# Start of GIVEN DATA
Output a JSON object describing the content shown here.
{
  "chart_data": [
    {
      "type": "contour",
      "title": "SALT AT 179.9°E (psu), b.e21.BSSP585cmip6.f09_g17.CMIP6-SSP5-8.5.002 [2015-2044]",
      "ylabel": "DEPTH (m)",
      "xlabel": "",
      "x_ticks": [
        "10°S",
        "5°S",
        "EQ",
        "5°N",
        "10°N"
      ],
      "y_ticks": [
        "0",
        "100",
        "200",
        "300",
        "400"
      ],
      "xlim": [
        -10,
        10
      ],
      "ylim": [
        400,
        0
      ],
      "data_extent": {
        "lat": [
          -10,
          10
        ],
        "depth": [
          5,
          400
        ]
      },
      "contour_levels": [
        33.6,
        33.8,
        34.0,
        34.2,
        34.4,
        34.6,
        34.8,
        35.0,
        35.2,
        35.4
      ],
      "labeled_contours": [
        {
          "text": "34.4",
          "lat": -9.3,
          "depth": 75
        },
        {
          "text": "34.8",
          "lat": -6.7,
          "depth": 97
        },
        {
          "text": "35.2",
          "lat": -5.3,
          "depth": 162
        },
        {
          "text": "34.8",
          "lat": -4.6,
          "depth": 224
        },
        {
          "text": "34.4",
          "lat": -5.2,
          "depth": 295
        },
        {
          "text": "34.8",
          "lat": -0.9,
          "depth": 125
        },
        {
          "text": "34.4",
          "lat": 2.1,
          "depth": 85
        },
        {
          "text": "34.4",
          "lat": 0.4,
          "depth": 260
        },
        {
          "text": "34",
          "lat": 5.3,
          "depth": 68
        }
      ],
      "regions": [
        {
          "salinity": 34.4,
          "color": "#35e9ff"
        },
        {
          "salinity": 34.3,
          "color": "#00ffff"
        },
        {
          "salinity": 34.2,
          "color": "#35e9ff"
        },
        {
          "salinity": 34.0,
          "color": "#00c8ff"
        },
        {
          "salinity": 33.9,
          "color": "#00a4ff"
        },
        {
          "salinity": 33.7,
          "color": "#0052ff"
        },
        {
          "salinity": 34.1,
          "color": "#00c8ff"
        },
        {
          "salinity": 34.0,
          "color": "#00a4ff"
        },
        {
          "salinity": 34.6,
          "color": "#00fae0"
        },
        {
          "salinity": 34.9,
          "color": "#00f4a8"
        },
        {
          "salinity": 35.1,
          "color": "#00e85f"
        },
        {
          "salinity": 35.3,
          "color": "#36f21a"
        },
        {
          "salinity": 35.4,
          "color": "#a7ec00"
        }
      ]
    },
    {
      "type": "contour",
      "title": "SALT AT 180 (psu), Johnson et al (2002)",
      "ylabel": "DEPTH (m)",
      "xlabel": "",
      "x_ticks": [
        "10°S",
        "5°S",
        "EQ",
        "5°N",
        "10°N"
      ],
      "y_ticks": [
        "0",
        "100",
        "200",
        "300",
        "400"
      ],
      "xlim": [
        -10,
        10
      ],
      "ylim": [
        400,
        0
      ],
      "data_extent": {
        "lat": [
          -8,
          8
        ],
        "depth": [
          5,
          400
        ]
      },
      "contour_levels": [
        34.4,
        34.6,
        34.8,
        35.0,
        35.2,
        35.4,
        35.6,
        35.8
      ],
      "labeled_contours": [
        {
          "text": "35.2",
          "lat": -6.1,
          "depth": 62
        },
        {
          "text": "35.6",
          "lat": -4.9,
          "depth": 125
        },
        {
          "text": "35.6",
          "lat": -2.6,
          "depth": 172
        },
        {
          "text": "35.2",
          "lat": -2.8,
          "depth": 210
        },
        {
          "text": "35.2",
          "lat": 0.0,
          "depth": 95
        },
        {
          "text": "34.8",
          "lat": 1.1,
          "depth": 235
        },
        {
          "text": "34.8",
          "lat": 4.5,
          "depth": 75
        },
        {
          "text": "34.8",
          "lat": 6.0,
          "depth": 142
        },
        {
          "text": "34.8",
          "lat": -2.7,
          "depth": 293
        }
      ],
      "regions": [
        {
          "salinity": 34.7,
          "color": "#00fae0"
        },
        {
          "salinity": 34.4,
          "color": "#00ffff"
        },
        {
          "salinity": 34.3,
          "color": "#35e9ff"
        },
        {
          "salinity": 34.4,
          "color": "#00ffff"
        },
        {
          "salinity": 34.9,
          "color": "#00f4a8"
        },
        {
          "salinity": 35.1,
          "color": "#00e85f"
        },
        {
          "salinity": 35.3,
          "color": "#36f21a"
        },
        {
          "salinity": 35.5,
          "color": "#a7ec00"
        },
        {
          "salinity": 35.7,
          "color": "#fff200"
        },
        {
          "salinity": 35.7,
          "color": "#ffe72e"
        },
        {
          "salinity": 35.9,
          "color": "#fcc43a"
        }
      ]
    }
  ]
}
# End of GIVEN DATA
**YOUR GOAL**
Repeat the records above in full, character for character.

**RESULT OF THE EXERCISE**
Output a JSON object describing the content shown here.
{
  "chart_data": [
    {
      "type": "contour",
      "title": "SALT AT 179.9°E (psu), b.e21.BSSP585cmip6.f09_g17.CMIP6-SSP5-8.5.002 [2015-2044]",
      "ylabel": "DEPTH (m)",
      "xlabel": "",
      "x_ticks": [
        "10°S",
        "5°S",
        "EQ",
        "5°N",
        "10°N"
      ],
      "y_ticks": [
        "0",
        "100",
        "200",
        "300",
        "400"
      ],
      "xlim": [
        -10,
        10
      ],
      "ylim": [
        400,
        0
      ],
      "data_extent": {
        "lat": [
          -10,
          10
        ],
        "depth": [
          5,
          400
        ]
      },
      "contour_levels": [
        33.6,
        33.8,
        34.0,
        34.2,
        34.4,
        34.6,
        34.8,
        35.0,
        35.2,
        35.4
      ],
      "labeled_contours": [
        {
          "text": "34.4",
          "lat": -9.3,
          "depth": 75
        },
        {
          "text": "34.8",
          "lat": -6.7,
          "depth": 97
        },
        {
          "text": "35.2",
          "lat": -5.3,
          "depth": 162
        },
        {
          "text": "34.8",
          "lat": -4.6,
          "depth": 224
        },
        {
          "text": "34.4",
          "lat": -5.2,
          "depth": 295
        },
        {
          "text": "34.8",
          "lat": -0.9,
          "depth": 125
        },
        {
          "text": "34.4",
          "lat": 2.1,
          "depth": 85
        },
        {
          "text": "34.4",
          "lat": 0.4,
          "depth": 260
        },
        {
          "text": "34",
          "lat": 5.3,
          "depth": 68
        }
      ],
      "regions": [
        {
          "salinity": 34.4,
          "color": "#35e9ff"
        },
        {
          "salinity": 34.3,
          "color": "#00ffff"
        },
        {
          "salinity": 34.2,
          "color": "#35e9ff"
        },
        {
          "salinity": 34.0,
          "color": "#00c8ff"
        },
        {
          "salinity": 33.9,
          "color": "#00a4ff"
        },
        {
          "salinity": 33.7,
          "color": "#0052ff"
        },
        {
          "salinity": 34.1,
          "color": "#00c8ff"
        },
        {
          "salinity": 34.0,
          "color": "#00a4ff"
        },
        {
          "salinity": 34.6,
          "color": "#00fae0"
        },
        {
          "salinity": 34.9,
          "color": "#00f4a8"
        },
        {
          "salinity": 35.1,
          "color": "#00e85f"
        },
        {
          "salinity": 35.3,
          "color": "#36f21a"
        },
        {
          "salinity": 35.4,
          "color": "#a7ec00"
        }
      ]
    },
    {
      "type": "contour",
      "title": "SALT AT 180 (psu), Johnson et al (2002)",
      "ylabel": "DEPTH (m)",
      "xlabel": "",
      "x_ticks": [
        "10°S",
        "5°S",
        "EQ",
        "5°N",
        "10°N"
      ],
      "y_ticks": [
        "0",
        "100",
        "200",
        "300",
        "400"
      ],
      "xlim": [
        -10,
        10
      ],
      "ylim": [
        400,
        0
      ],
      "data_extent": {
        "lat": [
          -8,
          8
        ],
        "depth": [
          5,
          400
        ]
      },
      "contour_levels": [
        34.4,
        34.6,
        34.8,
        35.0,
        35.2,
        35.4,
        35.6,
        35.8
      ],
      "labeled_contours": [
        {
          "text": "35.2",
          "lat": -6.1,
          "depth": 62
        },
        {
          "text": "35.6",
          "lat": -4.9,
          "depth": 125
        },
        {
          "text": "35.6",
          "lat": -2.6,
          "depth": 172
        },
        {
          "text": "35.2",
          "lat": -2.8,
          "depth": 210
        },
        {
          "text": "35.2",
          "lat": 0.0,
          "depth": 95
        },
        {
          "text": "34.8",
          "lat": 1.1,
          "depth": 235
        },
        {
          "text": "34.8",
          "lat": 4.5,
          "depth": 75
        },
        {
          "text": "34.8",
          "lat": 6.0,
          "depth": 142
        },
        {
          "text": "34.8",
          "lat": -2.7,
          "depth": 293
        }
      ],
      "regions": [
        {
          "salinity": 34.7,
          "color": "#00fae0"
        },
        {
          "salinity": 34.4,
          "color": "#00ffff"
        },
        {
          "salinity": 34.3,
          "color": "#35e9ff"
        },
        {
          "salinity": 34.4,
          "color": "#00ffff"
        },
        {
          "salinity": 34.9,
          "color": "#00f4a8"
        },
        {
          "salinity": 35.1,
          "color": "#00e85f"
        },
        {
          "salinity": 35.3,
          "color": "#36f21a"
        },
        {
          "salinity": 35.5,
          "color": "#a7ec00"
        },
        {
          "salinity": 35.7,
          "color": "#fff200"
        },
        {
          "salinity": 35.7,
          "color": "#ffe72e"
        },
        {
          "salinity": 35.9,
          "color": "#fcc43a"
        }
      ]
    }
  ]
}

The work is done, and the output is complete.